→ Work to be completed
Without the images, print all the entries below exactly as given.

→ Stored rows
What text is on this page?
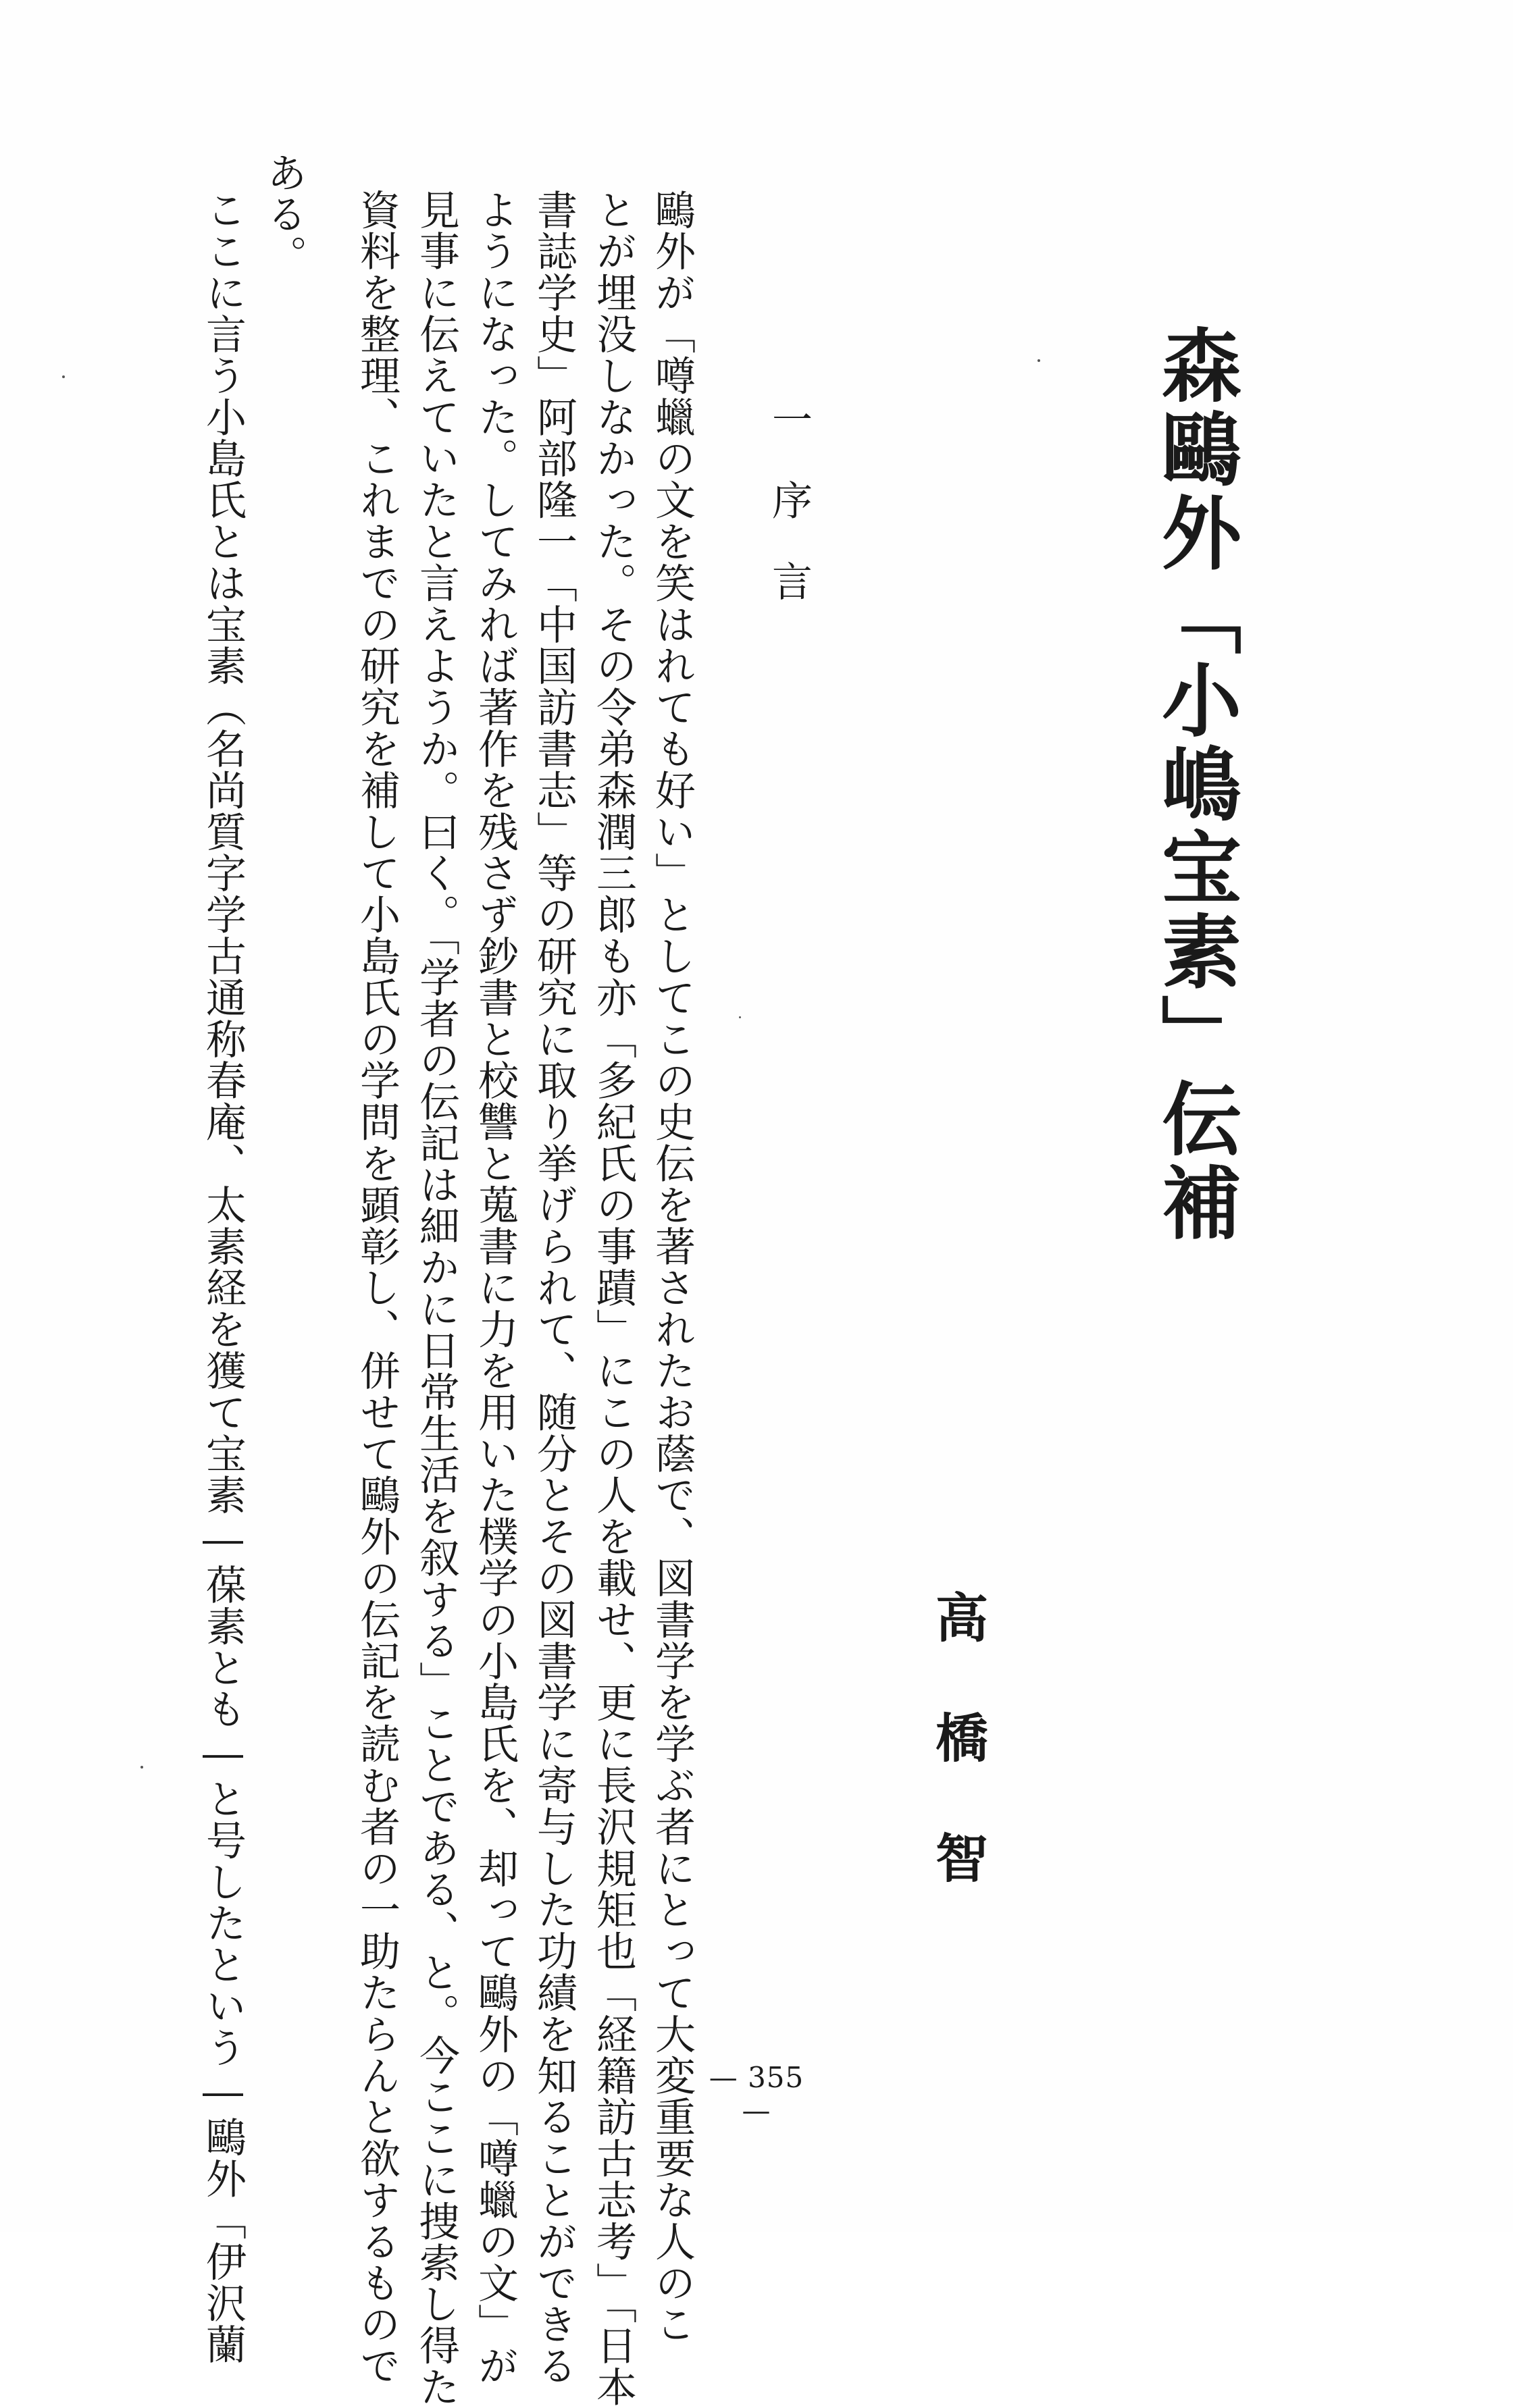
森鷗外「小嶋宝素」伝補
高橋智
一序言
鷗外が「噂蠟の文を笑はれても好い」としてこの史伝を著されたお蔭で、図書学を学ぶ者にとって大変重要な人のこ
とが埋没しなかった。その令弟森潤三郎も亦「多紀氏の事蹟」にこの人を載せ、更に長沢規矩也「経籍訪古志考」「日本
書誌学史」阿部隆一「中国訪書志」等の研究に取り挙げられて、随分とその図書学に寄与した功績を知ることができる
ようになった。してみれば著作を残さず鈔書と校讐と蒐書に力を用いた樸学の小島氏を、却って鷗外の「噂蠟の文」が
見事に伝えていたと言えようか。曰く。「学者の伝記は細かに日常生活を叙する」ことである、と。今ここに捜索し得た
資料を整理、これまでの研究を補して小島氏の学問を顕彰し、併せて鷗外の伝記を読む者の一助たらんと欲するもので
ある。
ここに言う小島氏とは宝素（名尚質字学古通称春庵、太素経を獲て宝素―葆素とも―と号したという―鷗外「伊沢蘭	— 355 —
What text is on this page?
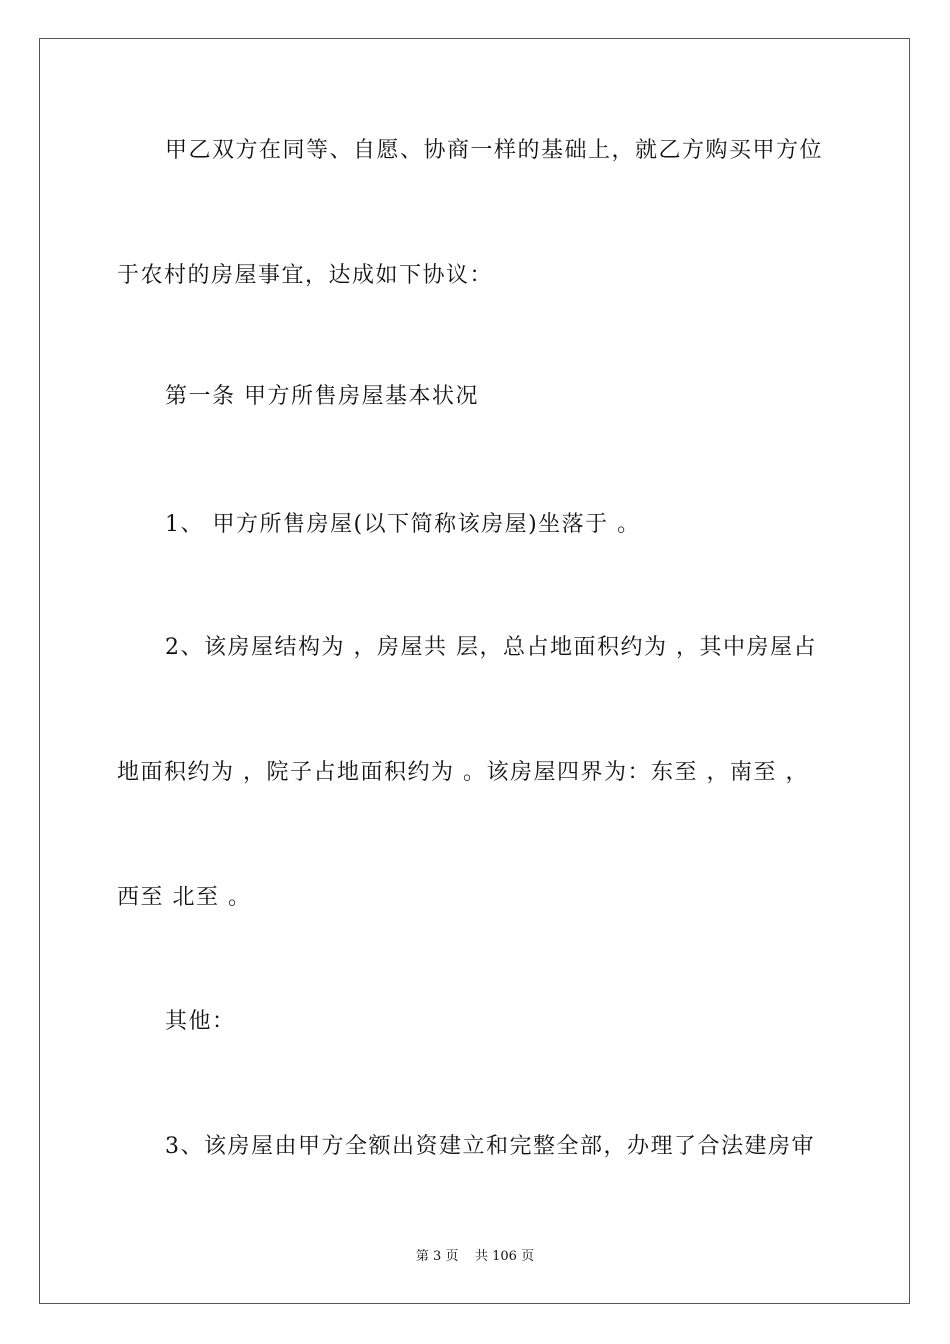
甲乙双方在同等、自愿、协商一样的基础上，就乙方购买甲方位
于农村的房屋事宜，达成如下协议：
第一条 甲方所售房屋基本状况
1、 甲方所售房屋(以下简称该房屋)坐落于 。
2、该房屋结构为 ，房屋共 层，总占地面积约为 ，其中房屋占
地面积约为 ，院子占地面积约为 。该房屋四界为：东至 ，南至 ，
西至 北至 。
其他：
3、该房屋由甲方全额出资建立和完整全部，办理了合法建房审
第 3 页    共 106 页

→ Right answer
What text is on this page?
森鷗外「小嶋宝素」伝補
高橋智
一序言
鷗外が「噂蠟の文を笑はれても好い」としてこの史伝を著されたお蔭で、図書学を学ぶ者にとって大変重要な人のこ
とが埋没しなかった。その令弟森潤三郎も亦「多紀氏の事蹟」にこの人を載せ、更に長沢規矩也「経籍訪古志考」「日本
書誌学史」阿部隆一「中国訪書志」等の研究に取り挙げられて、随分とその図書学に寄与した功績を知ることができる
ようになった。してみれば著作を残さず鈔書と校讐と蒐書に力を用いた樸学の小島氏を、却って鷗外の「噂蠟の文」が
見事に伝えていたと言えようか。曰く。「学者の伝記は細かに日常生活を叙する」ことである、と。今ここに捜索し得た
資料を整理、これまでの研究を補して小島氏の学問を顕彰し、併せて鷗外の伝記を読む者の一助たらんと欲するもので
ある。
ここに言う小島氏とは宝素（名尚質字学古通称春庵、太素経を獲て宝素―葆素とも―と号したという―鷗外「伊沢蘭	— 355 —
What text is on this page?
甲乙双方在同等、自愿、协商一样的基础上，就乙方购买甲方位
于农村的房屋事宜，达成如下协议：
第一条 甲方所售房屋基本状况
1、 甲方所售房屋(以下简称该房屋)坐落于 。
2、该房屋结构为 ，房屋共 层，总占地面积约为 ，其中房屋占
地面积约为 ，院子占地面积约为 。该房屋四界为：东至 ，南至 ，
西至 北至 。
其他：
3、该房屋由甲方全额出资建立和完整全部，办理了合法建房审
第 3 页    共 106 页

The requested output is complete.